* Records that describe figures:

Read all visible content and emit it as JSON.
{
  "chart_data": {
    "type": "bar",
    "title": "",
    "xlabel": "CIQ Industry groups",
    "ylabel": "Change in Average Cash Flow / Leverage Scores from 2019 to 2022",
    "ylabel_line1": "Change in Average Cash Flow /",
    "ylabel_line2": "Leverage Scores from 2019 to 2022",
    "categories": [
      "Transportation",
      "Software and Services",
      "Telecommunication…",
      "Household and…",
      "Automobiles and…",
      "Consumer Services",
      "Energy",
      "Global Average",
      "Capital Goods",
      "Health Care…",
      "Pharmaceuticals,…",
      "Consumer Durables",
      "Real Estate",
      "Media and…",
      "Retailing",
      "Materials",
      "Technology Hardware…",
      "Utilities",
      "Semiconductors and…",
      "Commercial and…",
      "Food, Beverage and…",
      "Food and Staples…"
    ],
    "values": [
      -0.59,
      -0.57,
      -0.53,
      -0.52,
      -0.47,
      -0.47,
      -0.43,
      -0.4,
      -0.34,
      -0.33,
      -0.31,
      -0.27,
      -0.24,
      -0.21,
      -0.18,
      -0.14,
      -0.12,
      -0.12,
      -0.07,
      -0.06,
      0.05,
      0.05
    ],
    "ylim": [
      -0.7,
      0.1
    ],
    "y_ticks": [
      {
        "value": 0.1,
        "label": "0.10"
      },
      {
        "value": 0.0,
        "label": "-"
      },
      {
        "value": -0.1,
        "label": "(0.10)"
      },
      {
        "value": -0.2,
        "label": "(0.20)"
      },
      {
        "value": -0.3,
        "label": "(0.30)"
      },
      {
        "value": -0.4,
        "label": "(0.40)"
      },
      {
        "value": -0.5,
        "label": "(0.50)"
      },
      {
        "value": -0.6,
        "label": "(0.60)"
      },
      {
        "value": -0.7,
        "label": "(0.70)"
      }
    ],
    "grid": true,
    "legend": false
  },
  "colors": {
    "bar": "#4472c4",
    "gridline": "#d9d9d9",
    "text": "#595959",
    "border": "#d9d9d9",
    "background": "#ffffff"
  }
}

* Task goal:
Print the entries exactly. Include every one.

* Right answer:
Read all visible content and emit it as JSON.
{
  "chart_data": {
    "type": "bar",
    "title": "",
    "xlabel": "CIQ Industry groups",
    "ylabel": "Change in Average Cash Flow / Leverage Scores from 2019 to 2022",
    "ylabel_line1": "Change in Average Cash Flow /",
    "ylabel_line2": "Leverage Scores from 2019 to 2022",
    "categories": [
      "Transportation",
      "Software and Services",
      "Telecommunication…",
      "Household and…",
      "Automobiles and…",
      "Consumer Services",
      "Energy",
      "Global Average",
      "Capital Goods",
      "Health Care…",
      "Pharmaceuticals,…",
      "Consumer Durables",
      "Real Estate",
      "Media and…",
      "Retailing",
      "Materials",
      "Technology Hardware…",
      "Utilities",
      "Semiconductors and…",
      "Commercial and…",
      "Food, Beverage and…",
      "Food and Staples…"
    ],
    "values": [
      -0.59,
      -0.57,
      -0.53,
      -0.52,
      -0.47,
      -0.47,
      -0.43,
      -0.4,
      -0.34,
      -0.33,
      -0.31,
      -0.27,
      -0.24,
      -0.21,
      -0.18,
      -0.14,
      -0.12,
      -0.12,
      -0.07,
      -0.06,
      0.05,
      0.05
    ],
    "ylim": [
      -0.7,
      0.1
    ],
    "y_ticks": [
      {
        "value": 0.1,
        "label": "0.10"
      },
      {
        "value": 0.0,
        "label": "-"
      },
      {
        "value": -0.1,
        "label": "(0.10)"
      },
      {
        "value": -0.2,
        "label": "(0.20)"
      },
      {
        "value": -0.3,
        "label": "(0.30)"
      },
      {
        "value": -0.4,
        "label": "(0.40)"
      },
      {
        "value": -0.5,
        "label": "(0.50)"
      },
      {
        "value": -0.6,
        "label": "(0.60)"
      },
      {
        "value": -0.7,
        "label": "(0.70)"
      }
    ],
    "grid": true,
    "legend": false
  },
  "colors": {
    "bar": "#4472c4",
    "gridline": "#d9d9d9",
    "text": "#595959",
    "border": "#d9d9d9",
    "background": "#ffffff"
  }
}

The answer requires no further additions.